## Written exercise
Tally the lines of the data that include the word "umpleţi" and state the total, nothing else.
++++ Data records ++++
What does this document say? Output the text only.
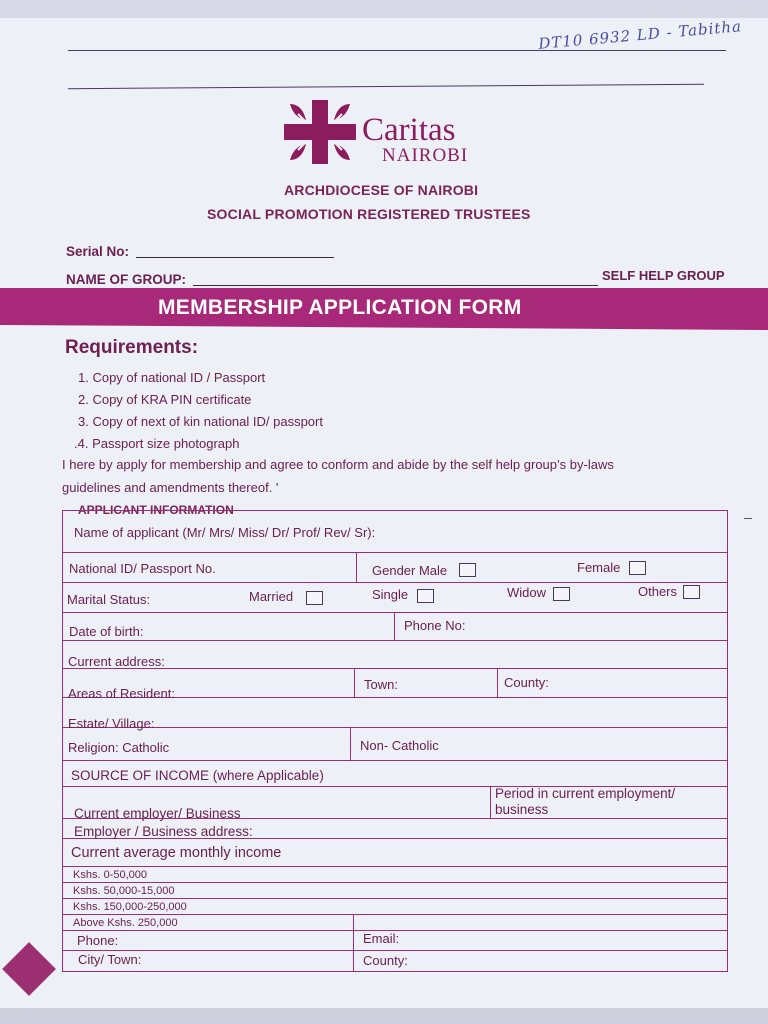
DT10 6932 LD - Tabitha
Caritas
NAIROBI
ARCHDIOCESE OF NAIROBI
SOCIAL PROMOTION REGISTERED TRUSTEES
Serial No:
NAME OF GROUP:	SELF HELP GROUP
MEMBERSHIP APPLICATION FORM
Requirements:
1. Copy of national ID / Passport
2. Copy of KRA PIN certificate
3. Copy of next of kin national ID/ passport
.4. Passport size photograph
I here by apply for membership and agree to conform and abide by the self help group’s by-laws
guidelines and amendments thereof. '
APPLICANT INFORMATION
Name of applicant (Mr/ Mrs/ Miss/ Dr/ Prof/ Rev/ Sr):
National ID/ Passport No.	Gender Male	Female
Marital Status:	Married	Single	Widow	Others
Date of birth:	Phone No:
Current address:
Areas of Resident:
Town:	County:
Estate/ Village:
Religion: Catholic	Non- Catholic
SOURCE OF INCOME (where Applicable)
Current employer/ Business
Period in current employment/
business
Employer / Business address:
Current average monthly income
Kshs. 0-50,000
Kshs. 50,000-15,000
Kshs. 150,000-250,000
Above Kshs. 250,000
Phone:	Email:
City/ Town:	County:
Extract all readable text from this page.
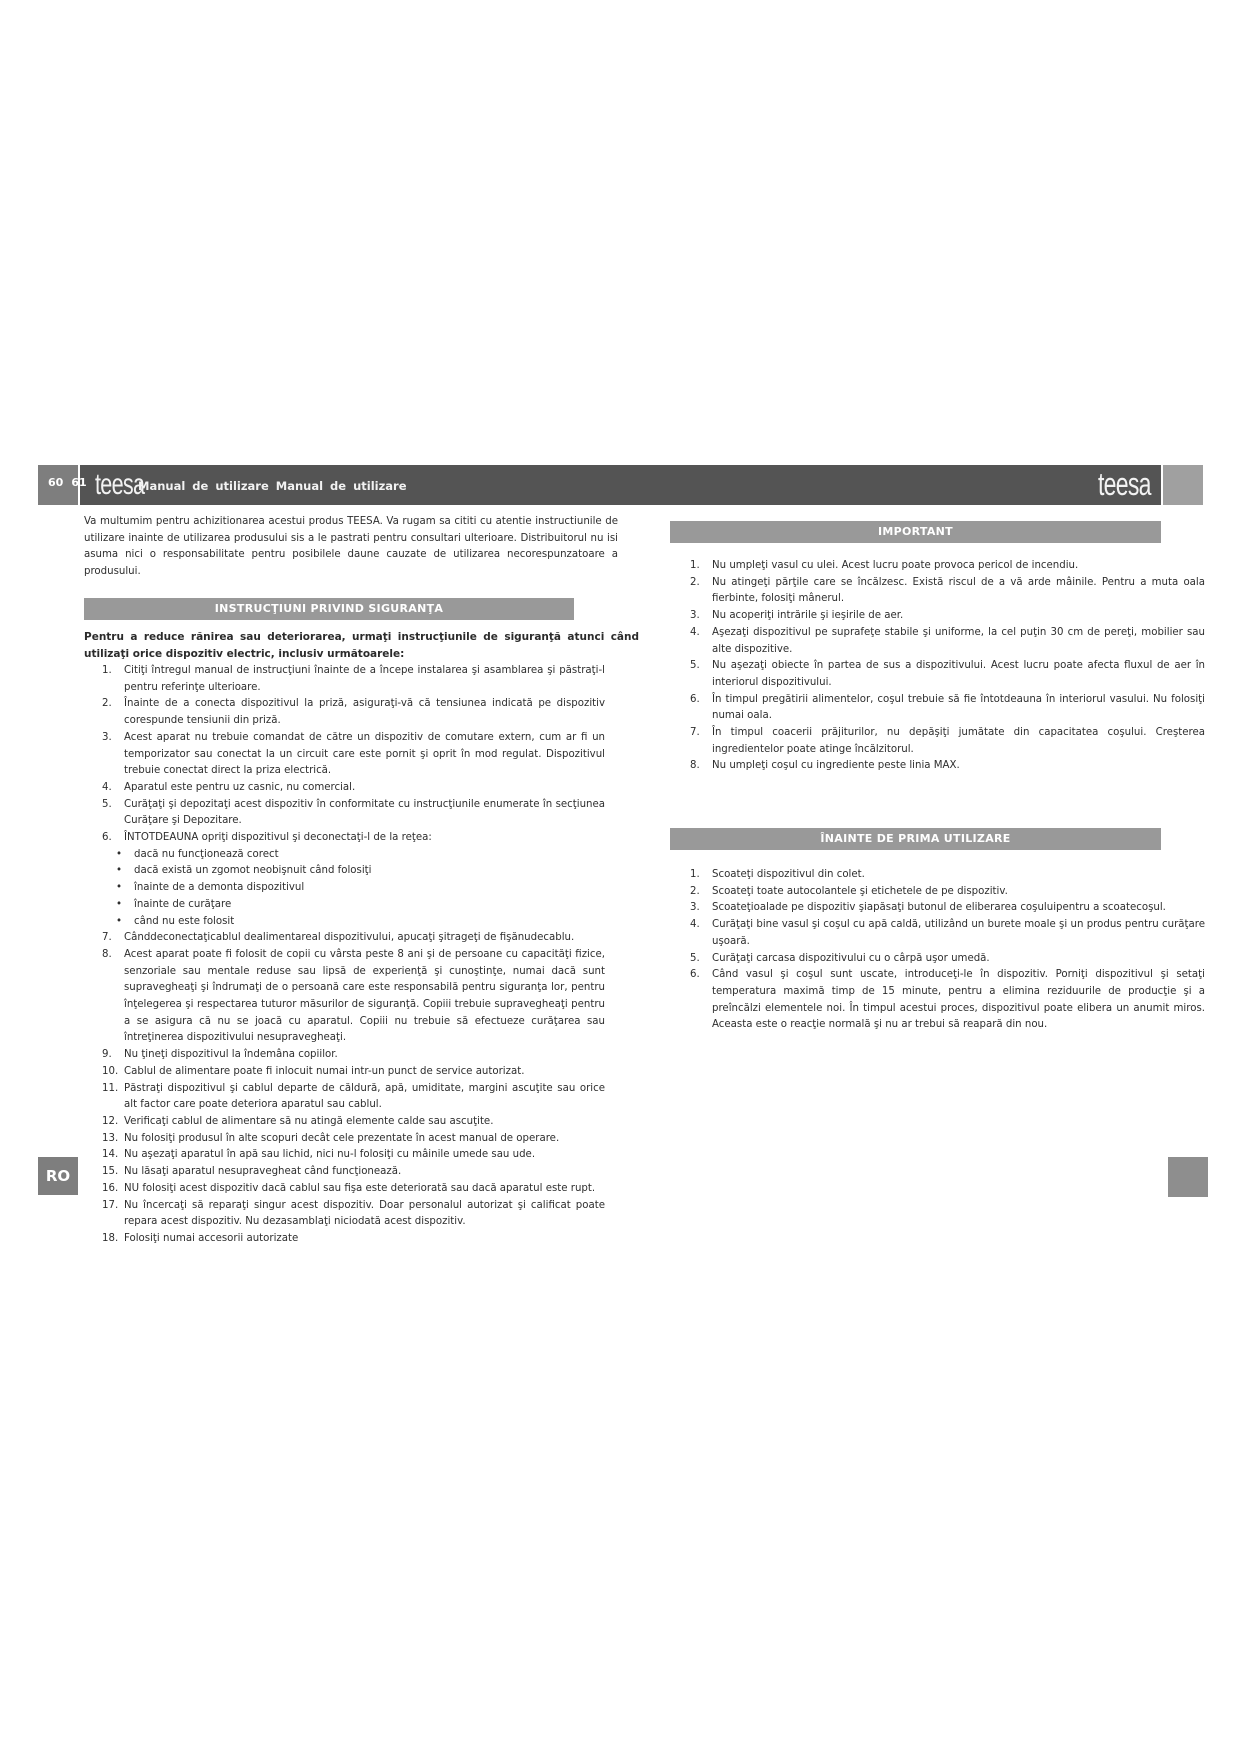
60 61 teesa
Manual de utilizare Manual de utilizare	teesa
RO
Va multumim pentru achizitionarea acestui produs TEESA. Va rugam sa cititi cu atentie instructiunile de utilizare inainte de utilizarea produsului sis a le pastrati pentru consultari ulterioare. Distribuitorul nu isi asuma nici o responsabilitate pentru posibilele daune cauzate de utilizarea necorespunzatoare a produsului.
INSTRUCŢIUNI PRIVIND SIGURANŢA
Pentru a reduce rănirea sau deteriorarea, urmaţi instrucţiunile de siguranţă atunci când utilizaţi orice dispozitiv electric, inclusiv următoarele:
1. Citiţi întregul manual de instrucţiuni înainte de a începe instalarea şi asamblarea şi păstraţi-l pentru referinţe ulterioare.
2. Înainte de a conecta dispozitivul la priză, asiguraţi-vă că tensiunea indicată pe dispozitiv corespunde tensiunii din priză.
3. Acest aparat nu trebuie comandat de către un dispozitiv de comutare extern, cum ar fi un temporizator sau conectat la un circuit care este pornit şi oprit în mod regulat. Dispozitivul trebuie conectat direct la priza electrică.
4. Aparatul este pentru uz casnic, nu comercial.
5. Curăţaţi şi depozitaţi acest dispozitiv în conformitate cu instrucţiunile enumerate în secţiunea Curăţare şi Depozitare.
6. ÎNTOTDEAUNA opriţi dispozitivul şi deconectaţi-l de la reţea:
• dacă nu funcţionează corect
• dacă există un zgomot neobişnuit când folosiţi
• înainte de a demonta dispozitivul
• înainte de curăţare
• când nu este folosit
7. Cânddeconectaţicablul dealimentareal dispozitivului, apucaţi şitrageţi de fişănudecablu.
8. Acest aparat poate fi folosit de copii cu vârsta peste 8 ani şi de persoane cu capacităţi fizice, senzoriale sau mentale reduse sau lipsă de experienţă şi cunoştinţe, numai dacă sunt supravegheaţi şi îndrumaţi de o persoană care este responsabilă pentru siguranţa lor, pentru înţelegerea şi respectarea tuturor măsurilor de siguranţă. Copiii trebuie supravegheaţi pentru a se asigura că nu se joacă cu aparatul. Copiii nu trebuie să efectueze curăţarea sau întreţinerea dispozitivului nesupravegheaţi.
9. Nu ţineţi dispozitivul la îndemâna copiilor.
10. Cablul de alimentare poate fi inlocuit numai intr-un punct de service autorizat.
11. Păstraţi dispozitivul şi cablul departe de căldură, apă, umiditate, margini ascuţite sau orice alt factor care poate deteriora aparatul sau cablul.
12. Verificaţi cablul de alimentare să nu atingă elemente calde sau ascuţite.
13. Nu folosiţi produsul în alte scopuri decât cele prezentate în acest manual de operare.
14. Nu aşezaţi aparatul în apă sau lichid, nici nu-l folosiţi cu mâinile umede sau ude.
15. Nu lăsaţi aparatul nesupravegheat când funcţionează.
16. NU folosiţi acest dispozitiv dacă cablul sau fişa este deteriorată sau dacă aparatul este rupt.
17. Nu încercaţi să reparaţi singur acest dispozitiv. Doar personalul autorizat şi calificat poate repara acest dispozitiv. Nu dezasamblaţi niciodată acest dispozitiv.
18. Folosiţi numai accesorii autorizate
IMPORTANT
1. Nu umpleţi vasul cu ulei. Acest lucru poate provoca pericol de incendiu.
2. Nu atingeţi părţile care se încălzesc. Există riscul de a vă arde mâinile. Pentru a muta oala fierbinte, folosiţi mânerul.
3. Nu acoperiţi intrările şi ieşirile de aer.
4. Aşezaţi dispozitivul pe suprafeţe stabile şi uniforme, la cel puţin 30 cm de pereţi, mobilier sau alte dispozitive.
5. Nu aşezaţi obiecte în partea de sus a dispozitivului. Acest lucru poate afecta fluxul de aer în interiorul dispozitivului.
6. În timpul pregătirii alimentelor, coşul trebuie să fie întotdeauna în interiorul vasului. Nu folosiţi numai oala.
7. În timpul coacerii prăjiturilor, nu depăşiţi jumătate din capacitatea coşului. Creşterea ingredientelor poate atinge încălzitorul.
8. Nu umpleţi coşul cu ingrediente peste linia MAX.
ÎNAINTE DE PRIMA UTILIZARE
1. Scoateţi dispozitivul din colet.
2. Scoateţi toate autocolantele şi etichetele de pe dispozitiv.
3. Scoateţioalade pe dispozitiv şiapăsaţi butonul de eliberarea coşuluipentru a scoatecoşul.
4. Curăţaţi bine vasul şi coşul cu apă caldă, utilizând un burete moale şi un produs pentru curăţare uşoară.
5. Curăţaţi carcasa dispozitivului cu o cârpă uşor umedă.
6. Când vasul şi coşul sunt uscate, introduceţi-le în dispozitiv. Porniţi dispozitivul şi setaţi temperatura maximă timp de 15 minute, pentru a elimina reziduurile de producţie şi a preîncălzi elementele noi. În timpul acestui proces, dispozitivul poate elibera un anumit miros. Aceasta este o reacţie normală şi nu ar trebui să reapară din nou.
++++
## Written solution
2